■ **Problem requirements**
Report only the number of lines in this material that include the string "холодного".

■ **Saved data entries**
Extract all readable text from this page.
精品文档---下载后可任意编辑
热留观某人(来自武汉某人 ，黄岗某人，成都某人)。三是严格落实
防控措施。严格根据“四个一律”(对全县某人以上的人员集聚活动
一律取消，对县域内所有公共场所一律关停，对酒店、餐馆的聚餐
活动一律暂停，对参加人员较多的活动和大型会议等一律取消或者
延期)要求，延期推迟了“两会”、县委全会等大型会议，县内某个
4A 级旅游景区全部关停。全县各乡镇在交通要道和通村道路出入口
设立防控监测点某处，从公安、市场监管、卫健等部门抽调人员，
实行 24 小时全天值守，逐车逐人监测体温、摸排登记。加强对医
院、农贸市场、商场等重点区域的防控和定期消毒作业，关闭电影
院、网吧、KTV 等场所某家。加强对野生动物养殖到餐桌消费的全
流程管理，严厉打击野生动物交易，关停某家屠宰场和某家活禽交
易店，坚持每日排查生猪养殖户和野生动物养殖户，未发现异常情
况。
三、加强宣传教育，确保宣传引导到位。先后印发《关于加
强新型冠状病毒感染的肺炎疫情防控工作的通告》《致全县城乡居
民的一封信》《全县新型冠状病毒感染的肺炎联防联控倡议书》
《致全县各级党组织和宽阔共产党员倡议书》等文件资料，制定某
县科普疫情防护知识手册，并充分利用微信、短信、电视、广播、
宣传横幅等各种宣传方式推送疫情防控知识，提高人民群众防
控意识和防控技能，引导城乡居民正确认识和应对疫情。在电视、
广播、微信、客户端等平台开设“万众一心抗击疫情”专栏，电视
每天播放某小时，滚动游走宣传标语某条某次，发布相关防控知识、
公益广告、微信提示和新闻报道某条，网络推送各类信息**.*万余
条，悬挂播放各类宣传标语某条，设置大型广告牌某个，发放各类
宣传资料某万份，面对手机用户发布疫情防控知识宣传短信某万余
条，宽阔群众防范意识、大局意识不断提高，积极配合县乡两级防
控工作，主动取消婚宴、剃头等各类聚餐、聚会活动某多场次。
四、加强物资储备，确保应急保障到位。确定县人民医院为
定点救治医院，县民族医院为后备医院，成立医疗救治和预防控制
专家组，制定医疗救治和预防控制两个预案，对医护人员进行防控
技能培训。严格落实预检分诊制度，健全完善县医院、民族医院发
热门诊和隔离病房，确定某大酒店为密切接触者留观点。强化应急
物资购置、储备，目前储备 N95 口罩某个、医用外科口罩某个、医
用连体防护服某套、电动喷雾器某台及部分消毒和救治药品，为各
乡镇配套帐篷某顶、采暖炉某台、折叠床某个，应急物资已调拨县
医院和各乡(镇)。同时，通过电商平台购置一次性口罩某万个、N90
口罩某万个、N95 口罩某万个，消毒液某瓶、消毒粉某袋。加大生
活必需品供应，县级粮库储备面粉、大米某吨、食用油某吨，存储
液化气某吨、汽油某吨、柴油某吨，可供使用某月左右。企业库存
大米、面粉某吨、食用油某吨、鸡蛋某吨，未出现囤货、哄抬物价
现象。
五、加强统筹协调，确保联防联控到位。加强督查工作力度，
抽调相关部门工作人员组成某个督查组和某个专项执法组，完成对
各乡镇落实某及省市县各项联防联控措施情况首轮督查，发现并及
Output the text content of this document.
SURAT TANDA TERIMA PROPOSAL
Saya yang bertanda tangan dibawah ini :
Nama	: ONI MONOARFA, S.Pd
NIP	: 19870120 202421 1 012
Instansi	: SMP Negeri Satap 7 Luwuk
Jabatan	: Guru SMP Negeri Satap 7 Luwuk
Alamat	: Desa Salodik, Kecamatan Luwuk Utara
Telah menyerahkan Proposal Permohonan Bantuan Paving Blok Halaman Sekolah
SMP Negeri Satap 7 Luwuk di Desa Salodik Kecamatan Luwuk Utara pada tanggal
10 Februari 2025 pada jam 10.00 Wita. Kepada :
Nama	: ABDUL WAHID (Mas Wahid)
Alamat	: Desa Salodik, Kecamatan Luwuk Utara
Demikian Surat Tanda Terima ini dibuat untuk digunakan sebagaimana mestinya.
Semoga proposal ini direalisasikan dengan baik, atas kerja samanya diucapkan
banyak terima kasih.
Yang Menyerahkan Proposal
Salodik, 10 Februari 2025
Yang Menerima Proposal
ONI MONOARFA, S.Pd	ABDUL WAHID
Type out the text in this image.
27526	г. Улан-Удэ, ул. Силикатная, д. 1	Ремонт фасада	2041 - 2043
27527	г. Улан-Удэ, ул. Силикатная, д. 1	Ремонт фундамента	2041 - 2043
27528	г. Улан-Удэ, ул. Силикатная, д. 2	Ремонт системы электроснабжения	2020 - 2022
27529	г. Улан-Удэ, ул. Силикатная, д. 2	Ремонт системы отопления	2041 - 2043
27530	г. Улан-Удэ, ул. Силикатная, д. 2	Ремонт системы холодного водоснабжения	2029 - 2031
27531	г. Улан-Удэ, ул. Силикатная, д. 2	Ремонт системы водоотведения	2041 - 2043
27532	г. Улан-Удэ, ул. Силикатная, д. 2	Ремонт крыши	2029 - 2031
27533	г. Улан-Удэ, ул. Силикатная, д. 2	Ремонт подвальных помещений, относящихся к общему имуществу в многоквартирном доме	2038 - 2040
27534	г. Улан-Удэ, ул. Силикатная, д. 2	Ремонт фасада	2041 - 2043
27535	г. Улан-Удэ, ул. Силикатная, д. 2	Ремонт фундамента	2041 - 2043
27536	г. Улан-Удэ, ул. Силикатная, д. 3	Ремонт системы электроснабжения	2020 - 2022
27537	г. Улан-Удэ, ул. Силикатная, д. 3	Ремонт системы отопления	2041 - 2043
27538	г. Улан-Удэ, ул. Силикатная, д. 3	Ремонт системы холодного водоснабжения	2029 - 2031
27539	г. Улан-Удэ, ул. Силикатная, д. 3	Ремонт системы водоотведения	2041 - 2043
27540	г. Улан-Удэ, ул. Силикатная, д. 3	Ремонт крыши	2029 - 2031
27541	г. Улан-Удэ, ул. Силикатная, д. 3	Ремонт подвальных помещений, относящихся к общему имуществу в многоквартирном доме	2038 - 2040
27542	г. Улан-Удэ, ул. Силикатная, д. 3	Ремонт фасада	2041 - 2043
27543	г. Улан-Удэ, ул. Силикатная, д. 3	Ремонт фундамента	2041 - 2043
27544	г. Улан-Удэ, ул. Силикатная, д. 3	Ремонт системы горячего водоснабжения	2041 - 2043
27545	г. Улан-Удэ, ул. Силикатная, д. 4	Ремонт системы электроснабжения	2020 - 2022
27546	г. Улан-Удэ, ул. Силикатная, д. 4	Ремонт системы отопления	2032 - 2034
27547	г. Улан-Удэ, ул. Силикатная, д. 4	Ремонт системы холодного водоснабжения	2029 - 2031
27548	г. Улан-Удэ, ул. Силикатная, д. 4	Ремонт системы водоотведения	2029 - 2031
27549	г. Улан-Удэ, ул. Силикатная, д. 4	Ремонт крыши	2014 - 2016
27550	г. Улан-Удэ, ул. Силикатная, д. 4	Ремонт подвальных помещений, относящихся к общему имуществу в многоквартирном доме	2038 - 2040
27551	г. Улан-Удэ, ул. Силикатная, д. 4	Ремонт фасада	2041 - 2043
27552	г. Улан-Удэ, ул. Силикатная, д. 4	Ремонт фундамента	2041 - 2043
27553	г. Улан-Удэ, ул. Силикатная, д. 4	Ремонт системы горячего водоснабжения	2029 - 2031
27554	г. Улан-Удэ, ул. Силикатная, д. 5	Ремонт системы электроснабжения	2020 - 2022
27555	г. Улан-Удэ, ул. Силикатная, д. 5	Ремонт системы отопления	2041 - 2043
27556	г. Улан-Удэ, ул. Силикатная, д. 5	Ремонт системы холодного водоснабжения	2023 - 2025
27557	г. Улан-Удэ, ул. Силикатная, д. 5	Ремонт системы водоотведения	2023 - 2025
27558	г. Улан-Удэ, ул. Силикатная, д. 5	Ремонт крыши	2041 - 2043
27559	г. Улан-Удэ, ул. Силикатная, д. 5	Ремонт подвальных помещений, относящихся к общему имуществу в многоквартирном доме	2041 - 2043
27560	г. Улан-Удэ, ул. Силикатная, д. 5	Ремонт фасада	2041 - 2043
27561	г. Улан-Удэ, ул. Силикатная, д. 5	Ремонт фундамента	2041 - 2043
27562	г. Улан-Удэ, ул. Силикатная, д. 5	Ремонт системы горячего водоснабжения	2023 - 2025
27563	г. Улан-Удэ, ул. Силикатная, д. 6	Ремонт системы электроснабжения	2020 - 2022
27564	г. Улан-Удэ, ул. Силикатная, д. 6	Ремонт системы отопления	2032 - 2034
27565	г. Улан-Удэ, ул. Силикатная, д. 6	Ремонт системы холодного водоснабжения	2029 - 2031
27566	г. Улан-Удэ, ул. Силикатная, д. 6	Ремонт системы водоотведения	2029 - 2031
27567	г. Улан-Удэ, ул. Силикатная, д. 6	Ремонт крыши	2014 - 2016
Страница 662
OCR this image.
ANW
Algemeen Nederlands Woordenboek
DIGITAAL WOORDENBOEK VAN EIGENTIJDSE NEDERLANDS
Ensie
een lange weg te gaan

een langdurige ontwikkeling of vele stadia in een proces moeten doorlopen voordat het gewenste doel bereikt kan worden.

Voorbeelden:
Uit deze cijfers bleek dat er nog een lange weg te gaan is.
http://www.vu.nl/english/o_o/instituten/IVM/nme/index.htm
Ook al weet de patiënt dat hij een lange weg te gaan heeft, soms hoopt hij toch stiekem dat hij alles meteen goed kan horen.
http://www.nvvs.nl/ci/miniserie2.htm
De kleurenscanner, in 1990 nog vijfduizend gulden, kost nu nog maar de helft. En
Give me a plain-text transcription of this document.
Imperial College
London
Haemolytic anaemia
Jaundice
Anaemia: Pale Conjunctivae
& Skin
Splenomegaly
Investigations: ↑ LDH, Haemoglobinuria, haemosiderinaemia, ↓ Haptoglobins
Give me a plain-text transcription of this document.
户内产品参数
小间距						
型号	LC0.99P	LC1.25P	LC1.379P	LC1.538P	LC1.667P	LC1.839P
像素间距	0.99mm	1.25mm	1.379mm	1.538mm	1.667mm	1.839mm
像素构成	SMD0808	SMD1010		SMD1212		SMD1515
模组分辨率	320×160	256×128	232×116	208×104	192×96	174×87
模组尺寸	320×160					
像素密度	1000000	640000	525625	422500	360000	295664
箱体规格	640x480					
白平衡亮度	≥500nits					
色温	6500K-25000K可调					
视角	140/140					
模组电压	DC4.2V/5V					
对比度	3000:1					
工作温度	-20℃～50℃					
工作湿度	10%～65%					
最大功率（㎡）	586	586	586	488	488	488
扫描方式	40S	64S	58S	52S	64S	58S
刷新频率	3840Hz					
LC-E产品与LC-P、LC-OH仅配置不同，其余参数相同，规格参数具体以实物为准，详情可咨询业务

■ **Worked answer**
5